What the exercise asks = Write out, precisely and in full, each line of the material.
========================
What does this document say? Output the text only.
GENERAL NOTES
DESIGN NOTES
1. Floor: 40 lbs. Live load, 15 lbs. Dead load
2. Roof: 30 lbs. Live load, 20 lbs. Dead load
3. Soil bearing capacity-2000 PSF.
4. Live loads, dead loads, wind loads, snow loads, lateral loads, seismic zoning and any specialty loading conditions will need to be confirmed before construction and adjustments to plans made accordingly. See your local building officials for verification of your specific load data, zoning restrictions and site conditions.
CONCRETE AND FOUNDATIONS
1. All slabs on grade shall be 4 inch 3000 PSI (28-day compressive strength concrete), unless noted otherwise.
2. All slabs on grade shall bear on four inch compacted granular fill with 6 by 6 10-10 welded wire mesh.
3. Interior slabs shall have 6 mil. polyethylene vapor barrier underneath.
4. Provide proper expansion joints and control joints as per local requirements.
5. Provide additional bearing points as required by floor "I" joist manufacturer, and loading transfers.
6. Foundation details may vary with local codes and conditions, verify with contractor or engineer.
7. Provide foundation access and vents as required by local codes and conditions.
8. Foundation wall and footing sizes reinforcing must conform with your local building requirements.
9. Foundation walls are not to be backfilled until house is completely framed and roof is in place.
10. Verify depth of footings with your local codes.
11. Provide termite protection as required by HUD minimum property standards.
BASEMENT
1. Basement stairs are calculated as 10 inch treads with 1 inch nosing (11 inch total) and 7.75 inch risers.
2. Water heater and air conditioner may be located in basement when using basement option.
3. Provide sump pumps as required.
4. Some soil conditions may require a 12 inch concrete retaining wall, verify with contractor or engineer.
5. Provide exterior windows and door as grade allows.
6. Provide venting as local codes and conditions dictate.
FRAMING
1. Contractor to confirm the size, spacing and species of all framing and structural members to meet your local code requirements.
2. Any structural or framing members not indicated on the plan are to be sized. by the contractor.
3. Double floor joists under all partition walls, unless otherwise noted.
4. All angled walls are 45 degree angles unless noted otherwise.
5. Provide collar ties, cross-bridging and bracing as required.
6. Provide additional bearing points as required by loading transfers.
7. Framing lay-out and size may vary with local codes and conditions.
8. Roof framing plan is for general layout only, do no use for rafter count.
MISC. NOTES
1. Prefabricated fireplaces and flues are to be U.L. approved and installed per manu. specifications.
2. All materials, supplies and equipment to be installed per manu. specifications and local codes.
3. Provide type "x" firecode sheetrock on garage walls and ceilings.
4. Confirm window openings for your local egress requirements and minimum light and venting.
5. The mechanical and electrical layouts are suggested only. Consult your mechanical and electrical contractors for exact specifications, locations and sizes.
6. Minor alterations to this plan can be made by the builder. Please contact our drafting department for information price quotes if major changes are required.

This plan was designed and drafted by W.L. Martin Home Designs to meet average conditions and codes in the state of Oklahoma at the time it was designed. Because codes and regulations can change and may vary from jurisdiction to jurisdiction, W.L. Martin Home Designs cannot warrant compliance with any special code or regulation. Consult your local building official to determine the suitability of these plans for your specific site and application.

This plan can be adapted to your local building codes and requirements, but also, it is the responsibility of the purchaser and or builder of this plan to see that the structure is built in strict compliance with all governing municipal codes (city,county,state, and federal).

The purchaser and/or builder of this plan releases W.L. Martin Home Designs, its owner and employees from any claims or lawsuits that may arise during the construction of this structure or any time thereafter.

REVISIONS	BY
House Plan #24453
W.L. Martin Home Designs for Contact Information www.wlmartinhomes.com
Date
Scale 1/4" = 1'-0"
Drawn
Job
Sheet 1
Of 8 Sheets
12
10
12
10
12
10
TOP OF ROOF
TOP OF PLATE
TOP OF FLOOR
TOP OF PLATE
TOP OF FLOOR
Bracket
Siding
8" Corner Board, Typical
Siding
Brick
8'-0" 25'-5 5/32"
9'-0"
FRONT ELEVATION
========================
Result below =
What does this document say? Output the text only.
GENERAL NOTES
DESIGN NOTES
1. Floor: 40 lbs. Live load, 15 lbs. Dead load
2. Roof: 30 lbs. Live load, 20 lbs. Dead load
3. Soil bearing capacity-2000 PSF.
4. Live loads, dead loads, wind loads, snow loads, lateral loads, seismic zoning and any specialty loading conditions will need to be confirmed before construction and adjustments to plans made accordingly. See your local building officials for verification of your specific load data, zoning restrictions and site conditions.
CONCRETE AND FOUNDATIONS
1. All slabs on grade shall be 4 inch 3000 PSI (28-day compressive strength concrete), unless noted otherwise.
2. All slabs on grade shall bear on four inch compacted granular fill with 6 by 6 10-10 welded wire mesh.
3. Interior slabs shall have 6 mil. polyethylene vapor barrier underneath.
4. Provide proper expansion joints and control joints as per local requirements.
5. Provide additional bearing points as required by floor "I" joist manufacturer, and loading transfers.
6. Foundation details may vary with local codes and conditions, verify with contractor or engineer.
7. Provide foundation access and vents as required by local codes and conditions.
8. Foundation wall and footing sizes reinforcing must conform with your local building requirements.
9. Foundation walls are not to be backfilled until house is completely framed and roof is in place.
10. Verify depth of footings with your local codes.
11. Provide termite protection as required by HUD minimum property standards.
BASEMENT
1. Basement stairs are calculated as 10 inch treads with 1 inch nosing (11 inch total) and 7.75 inch risers.
2. Water heater and air conditioner may be located in basement when using basement option.
3. Provide sump pumps as required.
4. Some soil conditions may require a 12 inch concrete retaining wall, verify with contractor or engineer.
5. Provide exterior windows and door as grade allows.
6. Provide venting as local codes and conditions dictate.
FRAMING
1. Contractor to confirm the size, spacing and species of all framing and structural members to meet your local code requirements.
2. Any structural or framing members not indicated on the plan are to be sized. by the contractor.
3. Double floor joists under all partition walls, unless otherwise noted.
4. All angled walls are 45 degree angles unless noted otherwise.
5. Provide collar ties, cross-bridging and bracing as required.
6. Provide additional bearing points as required by loading transfers.
7. Framing lay-out and size may vary with local codes and conditions.
8. Roof framing plan is for general layout only, do no use for rafter count.
MISC. NOTES
1. Prefabricated fireplaces and flues are to be U.L. approved and installed per manu. specifications.
2. All materials, supplies and equipment to be installed per manu. specifications and local codes.
3. Provide type "x" firecode sheetrock on garage walls and ceilings.
4. Confirm window openings for your local egress requirements and minimum light and venting.
5. The mechanical and electrical layouts are suggested only. Consult your mechanical and electrical contractors for exact specifications, locations and sizes.
6. Minor alterations to this plan can be made by the builder. Please contact our drafting department for information price quotes if major changes are required.

This plan was designed and drafted by W.L. Martin Home Designs to meet average conditions and codes in the state of Oklahoma at the time it was designed. Because codes and regulations can change and may vary from jurisdiction to jurisdiction, W.L. Martin Home Designs cannot warrant compliance with any special code or regulation. Consult your local building official to determine the suitability of these plans for your specific site and application.

This plan can be adapted to your local building codes and requirements, but also, it is the responsibility of the purchaser and or builder of this plan to see that the structure is built in strict compliance with all governing municipal codes (city,county,state, and federal).

The purchaser and/or builder of this plan releases W.L. Martin Home Designs, its owner and employees from any claims or lawsuits that may arise during the construction of this structure or any time thereafter.

REVISIONS	BY
House Plan #24453
W.L. Martin Home Designs for Contact Information www.wlmartinhomes.com
Date
Scale 1/4" = 1'-0"
Drawn
Job
Sheet 1
Of 8 Sheets
12
10
12
10
12
10
TOP OF ROOF
TOP OF PLATE
TOP OF FLOOR
TOP OF PLATE
TOP OF FLOOR
Bracket
Siding
8" Corner Board, Typical
Siding
Brick
8'-0" 25'-5 5/32"
9'-0"
FRONT ELEVATION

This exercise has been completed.